▶ _Short task_
Determine the number of lines in the listing below where the string "十五岁现象" occurs; answer with the number alone.

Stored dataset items
──────

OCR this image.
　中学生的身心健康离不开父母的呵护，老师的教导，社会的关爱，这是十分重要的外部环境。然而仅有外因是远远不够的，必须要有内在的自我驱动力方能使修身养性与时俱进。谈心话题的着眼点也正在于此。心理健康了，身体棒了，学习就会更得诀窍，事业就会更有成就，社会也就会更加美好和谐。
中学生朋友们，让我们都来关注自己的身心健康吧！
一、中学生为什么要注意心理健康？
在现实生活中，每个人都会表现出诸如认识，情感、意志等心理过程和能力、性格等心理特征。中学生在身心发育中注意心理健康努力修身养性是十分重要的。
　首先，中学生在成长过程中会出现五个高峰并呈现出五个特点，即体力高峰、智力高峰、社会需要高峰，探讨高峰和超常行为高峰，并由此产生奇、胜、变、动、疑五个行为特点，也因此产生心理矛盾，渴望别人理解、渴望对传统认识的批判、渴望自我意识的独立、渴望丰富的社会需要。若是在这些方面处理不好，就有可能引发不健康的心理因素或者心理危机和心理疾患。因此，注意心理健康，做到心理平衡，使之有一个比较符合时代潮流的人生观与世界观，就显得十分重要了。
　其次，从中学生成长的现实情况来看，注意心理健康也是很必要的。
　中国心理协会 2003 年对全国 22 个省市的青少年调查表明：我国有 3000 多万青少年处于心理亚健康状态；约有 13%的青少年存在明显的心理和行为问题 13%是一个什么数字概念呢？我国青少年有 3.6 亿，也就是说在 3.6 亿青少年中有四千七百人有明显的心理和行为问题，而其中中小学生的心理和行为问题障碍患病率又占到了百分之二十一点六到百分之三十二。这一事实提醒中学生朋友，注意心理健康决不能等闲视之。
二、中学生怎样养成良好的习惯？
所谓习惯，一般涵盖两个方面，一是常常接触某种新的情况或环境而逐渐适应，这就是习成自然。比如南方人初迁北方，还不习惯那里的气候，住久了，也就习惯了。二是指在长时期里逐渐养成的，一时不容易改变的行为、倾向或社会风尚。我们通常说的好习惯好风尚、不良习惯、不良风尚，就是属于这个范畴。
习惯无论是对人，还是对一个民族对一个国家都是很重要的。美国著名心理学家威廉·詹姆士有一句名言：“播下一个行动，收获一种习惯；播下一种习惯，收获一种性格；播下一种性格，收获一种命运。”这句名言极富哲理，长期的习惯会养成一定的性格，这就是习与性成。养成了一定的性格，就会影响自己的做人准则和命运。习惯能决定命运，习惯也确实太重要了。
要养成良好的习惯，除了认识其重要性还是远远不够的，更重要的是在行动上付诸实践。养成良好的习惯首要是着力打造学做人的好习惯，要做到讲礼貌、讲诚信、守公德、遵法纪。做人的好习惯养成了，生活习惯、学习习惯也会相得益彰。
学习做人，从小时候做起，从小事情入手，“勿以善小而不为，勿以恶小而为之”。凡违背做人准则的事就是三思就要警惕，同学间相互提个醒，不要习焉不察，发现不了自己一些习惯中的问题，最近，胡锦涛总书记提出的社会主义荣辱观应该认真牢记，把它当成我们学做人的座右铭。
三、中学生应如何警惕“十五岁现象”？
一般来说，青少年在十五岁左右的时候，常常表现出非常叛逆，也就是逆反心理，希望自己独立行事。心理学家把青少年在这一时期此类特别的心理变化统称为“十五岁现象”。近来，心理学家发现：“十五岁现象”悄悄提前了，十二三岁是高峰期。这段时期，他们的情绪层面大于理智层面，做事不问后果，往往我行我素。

──────

▶ _Result for this exercise_
2